** start of Dataset extract **

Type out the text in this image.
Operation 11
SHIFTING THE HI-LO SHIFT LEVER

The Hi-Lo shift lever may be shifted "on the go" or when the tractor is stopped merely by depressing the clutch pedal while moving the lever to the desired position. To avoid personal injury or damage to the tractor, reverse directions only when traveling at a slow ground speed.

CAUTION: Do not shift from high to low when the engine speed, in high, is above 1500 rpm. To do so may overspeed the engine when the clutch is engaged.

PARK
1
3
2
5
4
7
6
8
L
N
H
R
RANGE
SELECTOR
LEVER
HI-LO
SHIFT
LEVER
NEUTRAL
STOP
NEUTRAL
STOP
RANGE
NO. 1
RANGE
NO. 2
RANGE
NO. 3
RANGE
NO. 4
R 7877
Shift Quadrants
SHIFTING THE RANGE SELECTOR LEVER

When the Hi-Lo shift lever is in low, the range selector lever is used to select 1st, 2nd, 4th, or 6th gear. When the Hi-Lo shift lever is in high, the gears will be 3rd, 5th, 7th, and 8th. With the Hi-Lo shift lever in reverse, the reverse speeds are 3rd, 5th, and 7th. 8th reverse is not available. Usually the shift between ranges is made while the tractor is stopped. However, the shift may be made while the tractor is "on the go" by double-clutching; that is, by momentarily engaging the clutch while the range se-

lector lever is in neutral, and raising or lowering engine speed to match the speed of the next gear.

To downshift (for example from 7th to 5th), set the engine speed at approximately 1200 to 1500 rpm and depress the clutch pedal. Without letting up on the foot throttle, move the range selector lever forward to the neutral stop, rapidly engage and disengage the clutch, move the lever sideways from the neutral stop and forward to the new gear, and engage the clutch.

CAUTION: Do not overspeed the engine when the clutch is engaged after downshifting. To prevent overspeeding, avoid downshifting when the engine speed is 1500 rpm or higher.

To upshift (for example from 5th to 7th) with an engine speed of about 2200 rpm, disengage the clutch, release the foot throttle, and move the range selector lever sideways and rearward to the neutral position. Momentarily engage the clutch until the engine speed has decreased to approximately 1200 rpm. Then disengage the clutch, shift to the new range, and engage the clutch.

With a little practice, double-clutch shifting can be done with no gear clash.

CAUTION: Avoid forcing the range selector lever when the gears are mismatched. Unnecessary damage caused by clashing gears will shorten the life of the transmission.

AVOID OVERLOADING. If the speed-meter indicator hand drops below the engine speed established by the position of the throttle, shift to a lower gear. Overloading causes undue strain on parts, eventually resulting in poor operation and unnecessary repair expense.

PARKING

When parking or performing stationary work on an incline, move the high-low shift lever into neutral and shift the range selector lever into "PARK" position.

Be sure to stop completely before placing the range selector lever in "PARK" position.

** end of Dataset extract **
** start of Dataset extract **

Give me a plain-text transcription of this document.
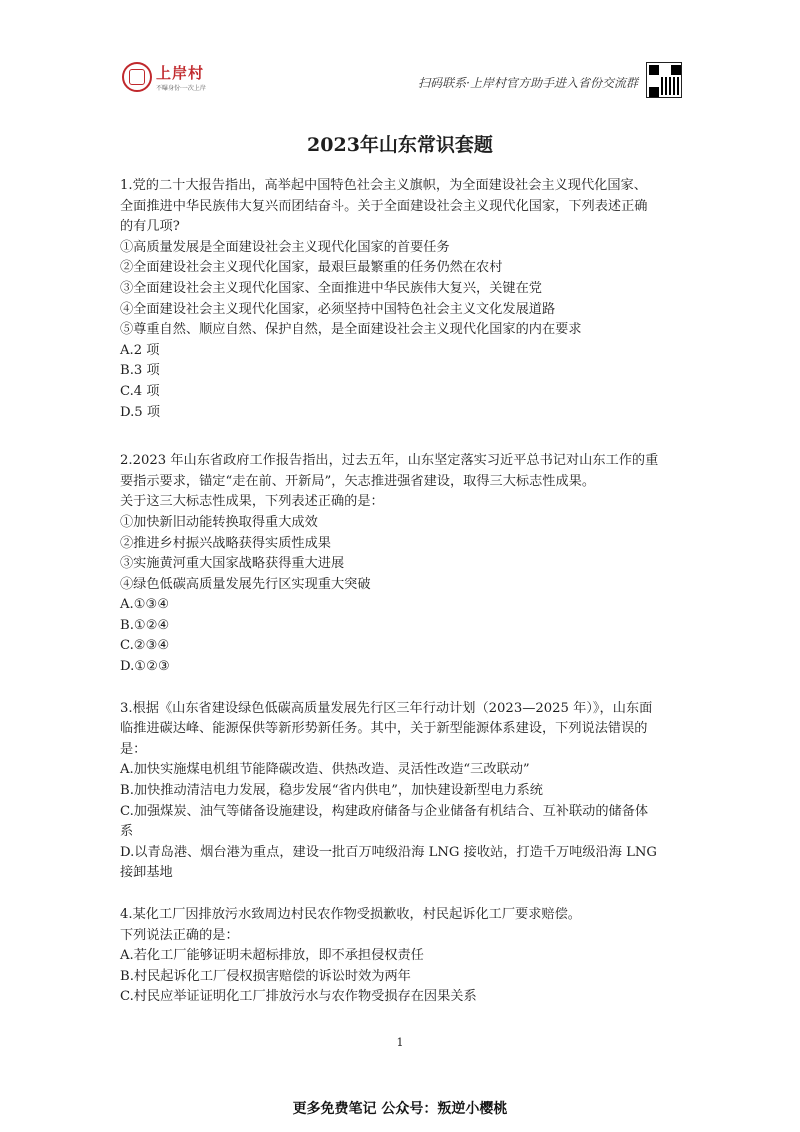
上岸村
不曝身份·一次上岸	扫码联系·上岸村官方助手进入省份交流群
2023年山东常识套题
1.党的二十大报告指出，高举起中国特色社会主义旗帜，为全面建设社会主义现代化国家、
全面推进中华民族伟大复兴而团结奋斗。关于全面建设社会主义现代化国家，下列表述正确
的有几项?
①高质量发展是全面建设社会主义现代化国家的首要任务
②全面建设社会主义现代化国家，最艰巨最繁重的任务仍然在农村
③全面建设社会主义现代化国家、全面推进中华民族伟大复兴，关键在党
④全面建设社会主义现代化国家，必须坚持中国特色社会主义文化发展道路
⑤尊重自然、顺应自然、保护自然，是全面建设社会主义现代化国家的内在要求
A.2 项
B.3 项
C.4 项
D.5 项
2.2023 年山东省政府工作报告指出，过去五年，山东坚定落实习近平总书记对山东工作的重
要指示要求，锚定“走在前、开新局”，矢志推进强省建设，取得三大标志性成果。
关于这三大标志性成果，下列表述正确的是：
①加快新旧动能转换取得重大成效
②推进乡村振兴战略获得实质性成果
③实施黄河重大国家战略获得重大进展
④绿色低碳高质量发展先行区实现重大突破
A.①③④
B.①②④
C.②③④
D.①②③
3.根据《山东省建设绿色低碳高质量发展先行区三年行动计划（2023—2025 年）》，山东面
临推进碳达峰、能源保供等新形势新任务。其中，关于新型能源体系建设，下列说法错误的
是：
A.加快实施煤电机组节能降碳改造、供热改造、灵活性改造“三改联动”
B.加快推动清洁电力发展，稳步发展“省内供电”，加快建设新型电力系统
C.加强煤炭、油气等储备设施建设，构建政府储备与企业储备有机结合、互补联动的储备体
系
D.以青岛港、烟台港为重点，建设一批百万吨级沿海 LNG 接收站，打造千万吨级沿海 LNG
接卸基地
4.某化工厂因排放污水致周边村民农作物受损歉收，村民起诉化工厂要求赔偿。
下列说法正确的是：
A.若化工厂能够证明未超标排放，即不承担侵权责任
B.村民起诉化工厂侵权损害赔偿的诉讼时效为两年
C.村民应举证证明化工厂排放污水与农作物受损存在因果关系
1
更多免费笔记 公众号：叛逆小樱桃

** end of Dataset extract **

→ **Required task**:
In the entries above, some lines may contain the string "damage"; report how many, without additional comment.

→ **Answer to this problem**:
2